> _UNTERSUCHTER TEXT_:
■ ■ ■ ■ ■

Studie: Menschlicher Fuß flexibler als gedacht

Studie: Menschlicher Fuß flexibler als gedacht
Friso Gentsch Studie: Menschlicher Fuß flexibler als gedacht

Seit Jahrzehnten waren Wissenschaftler davon ausgegangen, dass der Fuß des Menschen prinzipiell anders sei als der seiner nächsten Verwandten – mit einem steifen Bogen in Längs- und Querrichtung, der sein Gewicht beim aufrechten Gang abfedert. Das sei falsch, berichteten jetzt Forscher der Universität Liverpool in den «Proceedings B» der britischen Royal Society.

Karl Bates und sein Team wollten die These von der Sonderstellung der Menschen aufgrund seiner Fußmechanik auf den Prüfstand stellen. Dazu ließen sie 45 Erwachsene aller Altersstufen auf einem Laufband gehen, das die Druckverteilung aufnahm. Aus den so gewonnenen
25 000 Druckmustern - kombiniert mit Kameraaufnahmen - gewannen sie ein Bild von der Dynamik des Gehens und den Kräften im Fußbereich.

■ ■ ■ ■ ■

> _DATEN ZUR PRÜFUNG_:
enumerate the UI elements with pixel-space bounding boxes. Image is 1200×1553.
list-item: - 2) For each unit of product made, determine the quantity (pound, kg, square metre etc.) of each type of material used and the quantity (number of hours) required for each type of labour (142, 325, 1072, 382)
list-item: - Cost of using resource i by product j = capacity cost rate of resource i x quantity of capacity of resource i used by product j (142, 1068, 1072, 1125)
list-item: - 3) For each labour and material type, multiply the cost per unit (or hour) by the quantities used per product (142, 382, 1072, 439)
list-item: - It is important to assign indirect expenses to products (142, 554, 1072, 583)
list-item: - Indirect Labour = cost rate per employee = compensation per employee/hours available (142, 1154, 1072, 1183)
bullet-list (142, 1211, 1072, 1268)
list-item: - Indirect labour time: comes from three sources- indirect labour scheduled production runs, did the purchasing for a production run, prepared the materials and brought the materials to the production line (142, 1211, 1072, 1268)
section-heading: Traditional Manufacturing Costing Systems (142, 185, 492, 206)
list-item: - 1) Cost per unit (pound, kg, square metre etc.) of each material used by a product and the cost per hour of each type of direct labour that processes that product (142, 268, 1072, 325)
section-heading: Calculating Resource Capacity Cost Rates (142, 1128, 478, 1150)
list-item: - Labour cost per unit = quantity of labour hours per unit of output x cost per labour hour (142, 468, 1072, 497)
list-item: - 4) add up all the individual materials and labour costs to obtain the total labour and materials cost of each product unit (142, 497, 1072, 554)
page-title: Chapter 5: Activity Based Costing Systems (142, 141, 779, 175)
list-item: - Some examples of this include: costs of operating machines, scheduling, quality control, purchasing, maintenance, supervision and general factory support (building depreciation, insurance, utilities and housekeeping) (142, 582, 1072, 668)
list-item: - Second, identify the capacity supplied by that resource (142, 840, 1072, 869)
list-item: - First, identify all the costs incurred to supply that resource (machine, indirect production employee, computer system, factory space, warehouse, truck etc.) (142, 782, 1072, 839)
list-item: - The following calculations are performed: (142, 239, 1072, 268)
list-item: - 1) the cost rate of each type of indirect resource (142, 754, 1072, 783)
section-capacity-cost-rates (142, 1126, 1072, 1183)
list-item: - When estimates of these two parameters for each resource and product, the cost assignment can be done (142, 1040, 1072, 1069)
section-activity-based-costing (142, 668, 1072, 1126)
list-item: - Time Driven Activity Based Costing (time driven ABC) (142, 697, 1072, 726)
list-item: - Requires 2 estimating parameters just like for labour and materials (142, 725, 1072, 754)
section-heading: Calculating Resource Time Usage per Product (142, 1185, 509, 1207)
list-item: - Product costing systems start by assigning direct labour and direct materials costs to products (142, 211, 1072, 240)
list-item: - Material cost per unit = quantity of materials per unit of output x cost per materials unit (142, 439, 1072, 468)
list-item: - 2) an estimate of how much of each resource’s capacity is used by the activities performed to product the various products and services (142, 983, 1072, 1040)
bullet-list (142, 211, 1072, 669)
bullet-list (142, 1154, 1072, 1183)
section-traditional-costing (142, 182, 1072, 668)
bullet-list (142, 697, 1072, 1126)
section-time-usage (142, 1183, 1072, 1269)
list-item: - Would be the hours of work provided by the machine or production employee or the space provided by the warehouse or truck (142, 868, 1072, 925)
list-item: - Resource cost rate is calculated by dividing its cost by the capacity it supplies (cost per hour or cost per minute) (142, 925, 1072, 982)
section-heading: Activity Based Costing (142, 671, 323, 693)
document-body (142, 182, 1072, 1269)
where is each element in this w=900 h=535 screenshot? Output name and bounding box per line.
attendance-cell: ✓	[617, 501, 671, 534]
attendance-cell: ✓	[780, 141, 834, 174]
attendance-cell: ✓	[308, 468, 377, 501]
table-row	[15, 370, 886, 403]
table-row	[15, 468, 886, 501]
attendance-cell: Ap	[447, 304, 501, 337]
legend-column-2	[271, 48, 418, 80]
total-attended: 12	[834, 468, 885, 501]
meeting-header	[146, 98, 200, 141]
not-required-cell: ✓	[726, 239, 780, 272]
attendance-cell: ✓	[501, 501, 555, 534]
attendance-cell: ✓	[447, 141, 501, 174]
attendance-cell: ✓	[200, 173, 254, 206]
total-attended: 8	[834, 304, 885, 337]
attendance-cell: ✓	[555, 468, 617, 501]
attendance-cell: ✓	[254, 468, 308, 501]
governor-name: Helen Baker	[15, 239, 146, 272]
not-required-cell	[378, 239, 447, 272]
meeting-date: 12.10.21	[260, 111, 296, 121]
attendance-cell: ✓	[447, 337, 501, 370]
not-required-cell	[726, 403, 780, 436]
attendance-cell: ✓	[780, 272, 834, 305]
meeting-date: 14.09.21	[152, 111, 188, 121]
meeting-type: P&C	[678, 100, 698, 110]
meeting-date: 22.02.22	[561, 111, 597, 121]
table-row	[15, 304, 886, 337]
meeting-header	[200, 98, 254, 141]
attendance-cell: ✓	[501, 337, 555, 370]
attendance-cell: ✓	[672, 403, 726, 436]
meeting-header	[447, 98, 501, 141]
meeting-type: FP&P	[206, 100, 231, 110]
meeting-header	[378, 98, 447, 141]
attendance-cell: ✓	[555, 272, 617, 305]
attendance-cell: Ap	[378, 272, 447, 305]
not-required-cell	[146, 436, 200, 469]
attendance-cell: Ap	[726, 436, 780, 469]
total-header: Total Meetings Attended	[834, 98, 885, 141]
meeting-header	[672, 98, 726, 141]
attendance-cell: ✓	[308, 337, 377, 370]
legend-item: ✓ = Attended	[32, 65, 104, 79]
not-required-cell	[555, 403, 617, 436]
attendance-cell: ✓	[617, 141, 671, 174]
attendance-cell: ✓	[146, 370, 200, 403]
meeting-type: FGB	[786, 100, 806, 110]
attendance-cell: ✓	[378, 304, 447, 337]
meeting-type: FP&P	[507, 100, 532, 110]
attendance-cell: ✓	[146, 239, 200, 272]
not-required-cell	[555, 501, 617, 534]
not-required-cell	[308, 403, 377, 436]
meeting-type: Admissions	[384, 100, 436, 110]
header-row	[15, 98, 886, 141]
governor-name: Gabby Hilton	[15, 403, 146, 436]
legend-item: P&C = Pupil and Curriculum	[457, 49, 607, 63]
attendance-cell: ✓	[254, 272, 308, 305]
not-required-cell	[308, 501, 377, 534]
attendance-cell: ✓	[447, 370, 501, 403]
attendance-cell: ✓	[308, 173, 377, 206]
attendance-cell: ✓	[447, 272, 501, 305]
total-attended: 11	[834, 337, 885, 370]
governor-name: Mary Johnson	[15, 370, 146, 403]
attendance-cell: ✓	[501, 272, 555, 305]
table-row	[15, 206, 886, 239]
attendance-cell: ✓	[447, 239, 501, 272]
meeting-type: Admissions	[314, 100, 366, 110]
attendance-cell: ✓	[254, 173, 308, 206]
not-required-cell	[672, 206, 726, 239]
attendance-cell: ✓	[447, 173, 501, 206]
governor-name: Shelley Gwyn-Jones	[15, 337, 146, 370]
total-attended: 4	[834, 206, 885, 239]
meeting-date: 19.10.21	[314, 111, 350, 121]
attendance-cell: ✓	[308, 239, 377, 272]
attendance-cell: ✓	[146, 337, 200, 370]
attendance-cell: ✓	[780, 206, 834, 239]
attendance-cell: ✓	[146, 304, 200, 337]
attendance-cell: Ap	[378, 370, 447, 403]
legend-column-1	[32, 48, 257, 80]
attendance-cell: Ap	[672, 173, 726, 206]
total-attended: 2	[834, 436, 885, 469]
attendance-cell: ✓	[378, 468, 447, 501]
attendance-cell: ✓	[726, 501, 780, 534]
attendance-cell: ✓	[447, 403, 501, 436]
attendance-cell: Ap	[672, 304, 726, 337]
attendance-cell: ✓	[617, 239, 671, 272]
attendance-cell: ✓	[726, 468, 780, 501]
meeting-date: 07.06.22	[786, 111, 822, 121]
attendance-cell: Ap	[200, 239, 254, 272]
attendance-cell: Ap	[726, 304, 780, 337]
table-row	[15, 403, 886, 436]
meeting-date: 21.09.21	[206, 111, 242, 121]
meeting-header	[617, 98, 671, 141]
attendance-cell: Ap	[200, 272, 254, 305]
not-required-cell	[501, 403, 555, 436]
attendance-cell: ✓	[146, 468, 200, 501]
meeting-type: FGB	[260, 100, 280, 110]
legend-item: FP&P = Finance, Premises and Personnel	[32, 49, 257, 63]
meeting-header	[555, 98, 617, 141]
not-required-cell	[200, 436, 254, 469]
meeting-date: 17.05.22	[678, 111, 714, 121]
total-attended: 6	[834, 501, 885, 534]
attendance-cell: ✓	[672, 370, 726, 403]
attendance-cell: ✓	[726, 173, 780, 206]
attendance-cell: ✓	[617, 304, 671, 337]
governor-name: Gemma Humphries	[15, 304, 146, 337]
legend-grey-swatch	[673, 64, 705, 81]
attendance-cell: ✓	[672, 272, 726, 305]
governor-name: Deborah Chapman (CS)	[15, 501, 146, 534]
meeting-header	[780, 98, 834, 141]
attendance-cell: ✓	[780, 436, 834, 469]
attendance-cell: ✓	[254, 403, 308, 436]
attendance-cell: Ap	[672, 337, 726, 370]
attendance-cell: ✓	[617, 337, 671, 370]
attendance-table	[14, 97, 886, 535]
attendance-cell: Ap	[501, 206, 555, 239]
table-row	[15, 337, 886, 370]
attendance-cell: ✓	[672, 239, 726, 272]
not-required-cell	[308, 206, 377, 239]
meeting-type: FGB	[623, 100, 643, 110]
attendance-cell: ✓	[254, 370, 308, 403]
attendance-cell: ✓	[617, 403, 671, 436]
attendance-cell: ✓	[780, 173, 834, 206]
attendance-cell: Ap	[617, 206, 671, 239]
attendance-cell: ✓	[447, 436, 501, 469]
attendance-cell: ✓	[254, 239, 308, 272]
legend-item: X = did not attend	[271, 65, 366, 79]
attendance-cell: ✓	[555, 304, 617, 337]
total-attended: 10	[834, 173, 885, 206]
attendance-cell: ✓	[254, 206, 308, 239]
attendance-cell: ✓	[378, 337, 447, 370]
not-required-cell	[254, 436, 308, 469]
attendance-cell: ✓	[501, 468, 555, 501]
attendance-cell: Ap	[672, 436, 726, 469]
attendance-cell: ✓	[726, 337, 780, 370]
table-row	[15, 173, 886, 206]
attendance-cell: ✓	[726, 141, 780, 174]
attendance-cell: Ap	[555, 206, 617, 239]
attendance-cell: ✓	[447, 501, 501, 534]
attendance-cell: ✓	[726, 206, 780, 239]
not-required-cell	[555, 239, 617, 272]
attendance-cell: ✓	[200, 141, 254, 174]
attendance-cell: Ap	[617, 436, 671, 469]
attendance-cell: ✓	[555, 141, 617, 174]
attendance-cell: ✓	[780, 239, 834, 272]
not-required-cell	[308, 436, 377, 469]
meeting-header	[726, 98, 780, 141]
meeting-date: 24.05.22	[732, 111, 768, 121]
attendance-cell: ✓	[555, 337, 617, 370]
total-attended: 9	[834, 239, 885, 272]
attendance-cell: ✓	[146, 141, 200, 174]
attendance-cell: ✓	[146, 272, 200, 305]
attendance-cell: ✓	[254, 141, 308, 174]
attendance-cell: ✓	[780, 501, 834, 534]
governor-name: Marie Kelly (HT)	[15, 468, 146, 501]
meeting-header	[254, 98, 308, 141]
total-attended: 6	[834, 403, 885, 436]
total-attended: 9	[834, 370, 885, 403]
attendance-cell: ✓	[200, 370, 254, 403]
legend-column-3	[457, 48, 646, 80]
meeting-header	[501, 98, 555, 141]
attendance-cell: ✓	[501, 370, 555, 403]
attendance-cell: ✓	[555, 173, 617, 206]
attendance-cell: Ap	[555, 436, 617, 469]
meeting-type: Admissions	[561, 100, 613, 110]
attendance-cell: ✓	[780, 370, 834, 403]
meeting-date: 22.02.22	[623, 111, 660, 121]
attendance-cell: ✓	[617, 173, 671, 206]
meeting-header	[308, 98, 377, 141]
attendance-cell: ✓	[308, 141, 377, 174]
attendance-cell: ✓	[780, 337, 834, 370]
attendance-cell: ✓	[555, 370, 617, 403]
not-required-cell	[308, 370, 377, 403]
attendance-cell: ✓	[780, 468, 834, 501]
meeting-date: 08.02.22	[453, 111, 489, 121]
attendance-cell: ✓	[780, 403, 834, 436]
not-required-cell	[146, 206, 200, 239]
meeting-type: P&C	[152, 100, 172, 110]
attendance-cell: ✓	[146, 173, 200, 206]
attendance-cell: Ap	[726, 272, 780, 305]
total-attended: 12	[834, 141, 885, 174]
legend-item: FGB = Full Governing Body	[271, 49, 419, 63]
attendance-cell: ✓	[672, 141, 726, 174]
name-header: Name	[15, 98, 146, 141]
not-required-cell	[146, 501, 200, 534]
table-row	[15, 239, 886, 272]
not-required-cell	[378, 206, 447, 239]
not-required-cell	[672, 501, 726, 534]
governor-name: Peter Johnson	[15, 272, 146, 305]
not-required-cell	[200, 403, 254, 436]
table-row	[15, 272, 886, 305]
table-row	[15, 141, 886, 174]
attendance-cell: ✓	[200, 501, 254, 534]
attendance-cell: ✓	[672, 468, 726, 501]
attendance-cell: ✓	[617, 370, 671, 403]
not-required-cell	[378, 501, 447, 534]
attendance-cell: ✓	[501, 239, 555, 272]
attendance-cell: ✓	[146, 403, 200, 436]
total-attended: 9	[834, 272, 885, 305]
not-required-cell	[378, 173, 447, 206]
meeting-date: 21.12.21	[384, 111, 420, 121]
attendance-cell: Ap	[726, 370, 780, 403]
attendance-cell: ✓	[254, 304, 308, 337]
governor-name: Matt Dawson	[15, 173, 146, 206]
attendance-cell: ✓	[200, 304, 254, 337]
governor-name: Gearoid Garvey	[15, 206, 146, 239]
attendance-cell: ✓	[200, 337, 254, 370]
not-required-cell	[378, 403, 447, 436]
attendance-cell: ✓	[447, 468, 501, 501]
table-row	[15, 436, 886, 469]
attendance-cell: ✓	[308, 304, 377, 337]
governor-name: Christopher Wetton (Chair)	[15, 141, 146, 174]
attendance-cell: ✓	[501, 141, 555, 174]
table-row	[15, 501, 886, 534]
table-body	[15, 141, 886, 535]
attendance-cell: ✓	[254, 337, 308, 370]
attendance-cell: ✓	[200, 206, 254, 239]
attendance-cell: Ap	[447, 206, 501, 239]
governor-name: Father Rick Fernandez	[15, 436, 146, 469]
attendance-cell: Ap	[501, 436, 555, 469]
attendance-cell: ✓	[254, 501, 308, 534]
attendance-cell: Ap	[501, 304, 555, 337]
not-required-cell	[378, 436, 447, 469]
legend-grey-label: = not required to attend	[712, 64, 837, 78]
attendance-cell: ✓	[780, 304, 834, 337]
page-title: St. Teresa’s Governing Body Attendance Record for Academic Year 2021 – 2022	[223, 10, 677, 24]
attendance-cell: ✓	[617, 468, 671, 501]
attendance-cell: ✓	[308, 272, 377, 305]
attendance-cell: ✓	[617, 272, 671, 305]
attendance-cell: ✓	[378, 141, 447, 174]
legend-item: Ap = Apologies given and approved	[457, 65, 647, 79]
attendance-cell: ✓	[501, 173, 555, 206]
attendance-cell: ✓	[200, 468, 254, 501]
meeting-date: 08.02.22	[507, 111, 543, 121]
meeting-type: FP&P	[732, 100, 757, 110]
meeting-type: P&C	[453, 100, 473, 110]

■ ■ ■ ■ ■

> _AUFGABE_:
Prüfe, ob die folgenden drei Aussagen mit dem Text über den menschlichen Fuß übereinstimmen. Antworte jeweils mit Ja oder Nein und zitiere die entscheidenden Worte des Textes wörtlich.
1. Die Forscher ließen 45 Erwachsene auf einem Laufband gehen.
2. Die Ergebnisse erschienen in einer Zeitschrift der Universität Liverpool.
3. Die Forscher kombinierten die Druckmuster mit Kameraaufnahmen.

> _ANTWORT_:
1. Ja: „Dazu ließen sie 45 Erwachsene aller Altersstufen auf einem Laufband gehen“
2. Nein: „in den «Proceedings B» der britischen Royal Society“
3. Ja: „kombiniert mit Kameraaufnahmen“